[Dataset entries]
** START **

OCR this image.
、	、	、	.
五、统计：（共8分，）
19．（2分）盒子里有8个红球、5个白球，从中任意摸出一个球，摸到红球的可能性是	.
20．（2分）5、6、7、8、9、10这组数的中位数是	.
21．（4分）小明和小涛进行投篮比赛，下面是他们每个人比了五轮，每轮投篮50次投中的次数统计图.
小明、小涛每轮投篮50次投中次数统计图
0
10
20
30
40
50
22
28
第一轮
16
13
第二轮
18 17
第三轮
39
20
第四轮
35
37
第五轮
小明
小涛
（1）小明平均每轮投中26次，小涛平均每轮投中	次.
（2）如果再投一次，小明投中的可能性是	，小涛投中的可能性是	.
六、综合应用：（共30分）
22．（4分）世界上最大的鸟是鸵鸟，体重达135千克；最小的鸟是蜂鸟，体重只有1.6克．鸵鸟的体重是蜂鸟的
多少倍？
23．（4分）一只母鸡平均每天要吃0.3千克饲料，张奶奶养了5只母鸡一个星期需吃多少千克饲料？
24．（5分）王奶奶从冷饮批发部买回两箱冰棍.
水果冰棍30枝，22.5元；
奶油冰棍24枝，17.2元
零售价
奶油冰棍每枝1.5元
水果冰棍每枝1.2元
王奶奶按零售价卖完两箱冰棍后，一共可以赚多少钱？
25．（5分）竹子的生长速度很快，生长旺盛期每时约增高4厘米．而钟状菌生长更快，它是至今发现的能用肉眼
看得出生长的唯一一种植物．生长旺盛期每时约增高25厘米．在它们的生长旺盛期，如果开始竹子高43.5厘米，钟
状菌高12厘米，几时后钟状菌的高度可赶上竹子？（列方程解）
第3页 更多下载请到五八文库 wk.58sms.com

** END **

WHAT IS BEING ASKED
From the preceding material, extract every line exactly.

OUTPUT
OCR this image.
、	、	、	.
五、统计：（共8分，）
19．（2分）盒子里有8个红球、5个白球，从中任意摸出一个球，摸到红球的可能性是	.
20．（2分）5、6、7、8、9、10这组数的中位数是	.
21．（4分）小明和小涛进行投篮比赛，下面是他们每个人比了五轮，每轮投篮50次投中的次数统计图.
小明、小涛每轮投篮50次投中次数统计图
0
10
20
30
40
50
22
28
第一轮
16
13
第二轮
18 17
第三轮
39
20
第四轮
35
37
第五轮
小明
小涛
（1）小明平均每轮投中26次，小涛平均每轮投中	次.
（2）如果再投一次，小明投中的可能性是	，小涛投中的可能性是	.
六、综合应用：（共30分）
22．（4分）世界上最大的鸟是鸵鸟，体重达135千克；最小的鸟是蜂鸟，体重只有1.6克．鸵鸟的体重是蜂鸟的
多少倍？
23．（4分）一只母鸡平均每天要吃0.3千克饲料，张奶奶养了5只母鸡一个星期需吃多少千克饲料？
24．（5分）王奶奶从冷饮批发部买回两箱冰棍.
水果冰棍30枝，22.5元；
奶油冰棍24枝，17.2元
零售价
奶油冰棍每枝1.5元
水果冰棍每枝1.2元
王奶奶按零售价卖完两箱冰棍后，一共可以赚多少钱？
25．（5分）竹子的生长速度很快，生长旺盛期每时约增高4厘米．而钟状菌生长更快，它是至今发现的能用肉眼
看得出生长的唯一一种植物．生长旺盛期每时约增高25厘米．在它们的生长旺盛期，如果开始竹子高43.5厘米，钟
状菌高12厘米，几时后钟状菌的高度可赶上竹子？（列方程解）
第3页 更多下载请到五八文库 wk.58sms.com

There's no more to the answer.